▶ **TASK GOAL**: Write out exactly, please, the lines from the one containing "Read out every word on this page." to the end of the material.

▶ **RECORDS PROVIDED**:
"""
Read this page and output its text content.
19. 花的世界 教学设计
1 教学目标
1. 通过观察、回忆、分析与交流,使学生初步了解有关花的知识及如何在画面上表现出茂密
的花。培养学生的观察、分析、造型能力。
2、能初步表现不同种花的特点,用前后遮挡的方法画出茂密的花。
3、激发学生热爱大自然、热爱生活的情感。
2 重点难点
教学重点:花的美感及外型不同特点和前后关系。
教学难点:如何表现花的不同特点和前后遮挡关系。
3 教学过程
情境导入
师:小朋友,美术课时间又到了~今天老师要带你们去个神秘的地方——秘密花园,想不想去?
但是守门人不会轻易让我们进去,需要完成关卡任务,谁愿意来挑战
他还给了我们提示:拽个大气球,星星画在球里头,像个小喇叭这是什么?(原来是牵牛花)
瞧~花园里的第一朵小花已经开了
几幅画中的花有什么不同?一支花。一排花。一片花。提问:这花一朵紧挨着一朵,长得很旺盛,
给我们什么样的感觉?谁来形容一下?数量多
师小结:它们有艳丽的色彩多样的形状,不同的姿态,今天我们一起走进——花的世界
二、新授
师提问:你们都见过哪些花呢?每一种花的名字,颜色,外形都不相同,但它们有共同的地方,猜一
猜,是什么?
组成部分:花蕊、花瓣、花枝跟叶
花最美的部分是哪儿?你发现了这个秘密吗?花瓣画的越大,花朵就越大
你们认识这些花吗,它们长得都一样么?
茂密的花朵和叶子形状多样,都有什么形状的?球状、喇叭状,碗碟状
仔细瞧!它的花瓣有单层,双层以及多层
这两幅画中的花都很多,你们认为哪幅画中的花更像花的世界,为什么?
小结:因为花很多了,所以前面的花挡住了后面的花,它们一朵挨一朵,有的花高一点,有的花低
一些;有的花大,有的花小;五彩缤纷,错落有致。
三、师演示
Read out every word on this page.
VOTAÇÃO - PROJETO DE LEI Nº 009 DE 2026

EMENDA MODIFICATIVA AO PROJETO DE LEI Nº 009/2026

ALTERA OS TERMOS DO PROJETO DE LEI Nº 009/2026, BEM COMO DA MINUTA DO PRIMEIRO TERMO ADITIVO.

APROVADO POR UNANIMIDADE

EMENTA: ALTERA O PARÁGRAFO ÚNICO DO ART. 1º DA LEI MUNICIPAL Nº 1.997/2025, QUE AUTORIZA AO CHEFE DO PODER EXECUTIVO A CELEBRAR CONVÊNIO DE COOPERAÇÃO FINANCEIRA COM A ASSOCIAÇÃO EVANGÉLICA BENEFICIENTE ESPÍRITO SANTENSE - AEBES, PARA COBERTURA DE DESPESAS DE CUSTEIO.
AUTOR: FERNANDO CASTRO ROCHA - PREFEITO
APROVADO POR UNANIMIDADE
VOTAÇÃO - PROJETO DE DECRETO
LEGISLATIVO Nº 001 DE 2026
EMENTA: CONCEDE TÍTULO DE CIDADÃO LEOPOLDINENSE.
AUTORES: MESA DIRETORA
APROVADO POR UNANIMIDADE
"""
▶ **CORRECT RESULT**:
Read out every word on this page.
VOTAÇÃO - PROJETO DE LEI Nº 009 DE 2026

EMENDA MODIFICATIVA AO PROJETO DE LEI Nº 009/2026

ALTERA OS TERMOS DO PROJETO DE LEI Nº 009/2026, BEM COMO DA MINUTA DO PRIMEIRO TERMO ADITIVO.

APROVADO POR UNANIMIDADE

EMENTA: ALTERA O PARÁGRAFO ÚNICO DO ART. 1º DA LEI MUNICIPAL Nº 1.997/2025, QUE AUTORIZA AO CHEFE DO PODER EXECUTIVO A CELEBRAR CONVÊNIO DE COOPERAÇÃO FINANCEIRA COM A ASSOCIAÇÃO EVANGÉLICA BENEFICIENTE ESPÍRITO SANTENSE - AEBES, PARA COBERTURA DE DESPESAS DE CUSTEIO.
AUTOR: FERNANDO CASTRO ROCHA - PREFEITO
APROVADO POR UNANIMIDADE
VOTAÇÃO - PROJETO DE DECRETO
LEGISLATIVO Nº 001 DE 2026
EMENTA: CONCEDE TÍTULO DE CIDADÃO LEOPOLDINENSE.
AUTORES: MESA DIRETORA
APROVADO POR UNANIMIDADE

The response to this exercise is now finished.